• **Written instruction**: Print the entire listing. Each line must match the original exactly.

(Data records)
________________________

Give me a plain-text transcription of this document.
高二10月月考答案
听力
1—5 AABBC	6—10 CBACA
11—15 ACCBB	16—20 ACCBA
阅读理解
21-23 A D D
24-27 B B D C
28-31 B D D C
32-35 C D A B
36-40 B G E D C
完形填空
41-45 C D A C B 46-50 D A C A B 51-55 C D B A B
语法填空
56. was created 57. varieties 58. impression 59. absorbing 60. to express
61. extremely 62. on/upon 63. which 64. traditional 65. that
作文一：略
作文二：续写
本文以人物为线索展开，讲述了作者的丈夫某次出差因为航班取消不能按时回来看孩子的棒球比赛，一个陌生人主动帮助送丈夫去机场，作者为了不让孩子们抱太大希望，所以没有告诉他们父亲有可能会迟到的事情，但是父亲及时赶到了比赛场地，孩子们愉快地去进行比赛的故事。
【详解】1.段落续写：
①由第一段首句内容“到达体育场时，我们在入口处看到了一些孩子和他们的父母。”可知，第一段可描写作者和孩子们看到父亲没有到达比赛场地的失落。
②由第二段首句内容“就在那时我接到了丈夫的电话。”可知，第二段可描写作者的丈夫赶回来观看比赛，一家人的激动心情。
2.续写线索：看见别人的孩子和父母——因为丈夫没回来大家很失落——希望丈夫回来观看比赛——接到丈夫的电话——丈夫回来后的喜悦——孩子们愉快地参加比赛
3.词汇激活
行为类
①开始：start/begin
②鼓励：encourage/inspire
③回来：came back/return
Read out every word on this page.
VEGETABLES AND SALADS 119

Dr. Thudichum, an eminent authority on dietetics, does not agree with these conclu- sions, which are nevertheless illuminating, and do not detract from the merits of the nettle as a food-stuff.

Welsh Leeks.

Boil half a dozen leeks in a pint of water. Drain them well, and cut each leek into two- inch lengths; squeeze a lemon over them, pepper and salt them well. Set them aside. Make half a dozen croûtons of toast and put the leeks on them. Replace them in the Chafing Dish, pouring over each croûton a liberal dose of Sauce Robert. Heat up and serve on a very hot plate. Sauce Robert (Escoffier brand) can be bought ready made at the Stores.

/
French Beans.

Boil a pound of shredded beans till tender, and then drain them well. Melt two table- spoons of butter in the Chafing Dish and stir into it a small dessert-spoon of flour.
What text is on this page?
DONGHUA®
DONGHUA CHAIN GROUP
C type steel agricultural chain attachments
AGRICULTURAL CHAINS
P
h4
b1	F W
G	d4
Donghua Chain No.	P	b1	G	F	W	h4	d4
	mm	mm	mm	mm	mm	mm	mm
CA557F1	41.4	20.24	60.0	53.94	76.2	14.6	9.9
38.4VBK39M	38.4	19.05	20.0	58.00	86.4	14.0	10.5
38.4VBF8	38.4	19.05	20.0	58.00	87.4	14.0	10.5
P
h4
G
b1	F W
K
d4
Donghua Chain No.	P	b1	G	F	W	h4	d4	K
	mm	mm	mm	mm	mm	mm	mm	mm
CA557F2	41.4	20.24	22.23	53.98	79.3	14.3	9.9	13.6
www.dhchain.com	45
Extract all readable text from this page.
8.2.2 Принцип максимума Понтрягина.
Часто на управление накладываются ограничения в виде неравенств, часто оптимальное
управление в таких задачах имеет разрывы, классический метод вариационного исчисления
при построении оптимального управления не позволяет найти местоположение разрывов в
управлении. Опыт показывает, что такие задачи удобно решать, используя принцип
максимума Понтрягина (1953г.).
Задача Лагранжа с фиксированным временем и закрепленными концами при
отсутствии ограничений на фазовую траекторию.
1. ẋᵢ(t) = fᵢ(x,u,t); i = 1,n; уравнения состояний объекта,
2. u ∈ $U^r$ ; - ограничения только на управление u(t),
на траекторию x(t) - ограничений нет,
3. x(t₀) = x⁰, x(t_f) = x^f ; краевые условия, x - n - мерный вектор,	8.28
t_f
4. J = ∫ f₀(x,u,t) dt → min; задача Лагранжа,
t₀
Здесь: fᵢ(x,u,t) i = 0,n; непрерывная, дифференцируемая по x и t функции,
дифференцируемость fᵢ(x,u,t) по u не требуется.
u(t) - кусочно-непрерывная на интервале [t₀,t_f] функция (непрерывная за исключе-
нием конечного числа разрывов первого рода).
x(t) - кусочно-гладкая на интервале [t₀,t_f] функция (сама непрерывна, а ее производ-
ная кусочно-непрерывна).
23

________________________

• **Solution to this exercise**:
Give me a plain-text transcription of this document.
高二10月月考答案
听力
1—5 AABBC	6—10 CBACA
11—15 ACCBB	16—20 ACCBA
阅读理解
21-23 A D D
24-27 B B D C
28-31 B D D C
32-35 C D A B
36-40 B G E D C
完形填空
41-45 C D A C B 46-50 D A C A B 51-55 C D B A B
语法填空
56. was created 57. varieties 58. impression 59. absorbing 60. to express
61. extremely 62. on/upon 63. which 64. traditional 65. that
作文一：略
作文二：续写
本文以人物为线索展开，讲述了作者的丈夫某次出差因为航班取消不能按时回来看孩子的棒球比赛，一个陌生人主动帮助送丈夫去机场，作者为了不让孩子们抱太大希望，所以没有告诉他们父亲有可能会迟到的事情，但是父亲及时赶到了比赛场地，孩子们愉快地去进行比赛的故事。
【详解】1.段落续写：
①由第一段首句内容“到达体育场时，我们在入口处看到了一些孩子和他们的父母。”可知，第一段可描写作者和孩子们看到父亲没有到达比赛场地的失落。
②由第二段首句内容“就在那时我接到了丈夫的电话。”可知，第二段可描写作者的丈夫赶回来观看比赛，一家人的激动心情。
2.续写线索：看见别人的孩子和父母——因为丈夫没回来大家很失落——希望丈夫回来观看比赛——接到丈夫的电话——丈夫回来后的喜悦——孩子们愉快地参加比赛
3.词汇激活
行为类
①开始：start/begin
②鼓励：encourage/inspire
③回来：came back/return
Read out every word on this page.
VEGETABLES AND SALADS 119

Dr. Thudichum, an eminent authority on dietetics, does not agree with these conclu- sions, which are nevertheless illuminating, and do not detract from the merits of the nettle as a food-stuff.

Welsh Leeks.

Boil half a dozen leeks in a pint of water. Drain them well, and cut each leek into two- inch lengths; squeeze a lemon over them, pepper and salt them well. Set them aside. Make half a dozen croûtons of toast and put the leeks on them. Replace them in the Chafing Dish, pouring over each croûton a liberal dose of Sauce Robert. Heat up and serve on a very hot plate. Sauce Robert (Escoffier brand) can be bought ready made at the Stores.

/
French Beans.

Boil a pound of shredded beans till tender, and then drain them well. Melt two table- spoons of butter in the Chafing Dish and stir into it a small dessert-spoon of flour.
What text is on this page?
DONGHUA®
DONGHUA CHAIN GROUP
C type steel agricultural chain attachments
AGRICULTURAL CHAINS
P
h4
b1	F W
G	d4
Donghua Chain No.	P	b1	G	F	W	h4	d4
	mm	mm	mm	mm	mm	mm	mm
CA557F1	41.4	20.24	60.0	53.94	76.2	14.6	9.9
38.4VBK39M	38.4	19.05	20.0	58.00	86.4	14.0	10.5
38.4VBF8	38.4	19.05	20.0	58.00	87.4	14.0	10.5
P
h4
G
b1	F W
K
d4
Donghua Chain No.	P	b1	G	F	W	h4	d4	K
	mm	mm	mm	mm	mm	mm	mm	mm
CA557F2	41.4	20.24	22.23	53.98	79.3	14.3	9.9	13.6
www.dhchain.com	45
Extract all readable text from this page.
8.2.2 Принцип максимума Понтрягина.
Часто на управление накладываются ограничения в виде неравенств, часто оптимальное
управление в таких задачах имеет разрывы, классический метод вариационного исчисления
при построении оптимального управления не позволяет найти местоположение разрывов в
управлении. Опыт показывает, что такие задачи удобно решать, используя принцип
максимума Понтрягина (1953г.).
Задача Лагранжа с фиксированным временем и закрепленными концами при
отсутствии ограничений на фазовую траекторию.
1. ẋᵢ(t) = fᵢ(x,u,t); i = 1,n; уравнения состояний объекта,
2. u ∈ $U^r$ ; - ограничения только на управление u(t),
на траекторию x(t) - ограничений нет,
3. x(t₀) = x⁰, x(t_f) = x^f ; краевые условия, x - n - мерный вектор,	8.28
t_f
4. J = ∫ f₀(x,u,t) dt → min; задача Лагранжа,
t₀
Здесь: fᵢ(x,u,t) i = 0,n; непрерывная, дифференцируемая по x и t функции,
дифференцируемость fᵢ(x,u,t) по u не требуется.
u(t) - кусочно-непрерывная на интервале [t₀,t_f] функция (непрерывная за исключе-
нием конечного числа разрывов первого рода).
x(t) - кусочно-гладкая на интервале [t₀,t_f] функция (сама непрерывна, а ее производ-
ная кусочно-непрерывна).
23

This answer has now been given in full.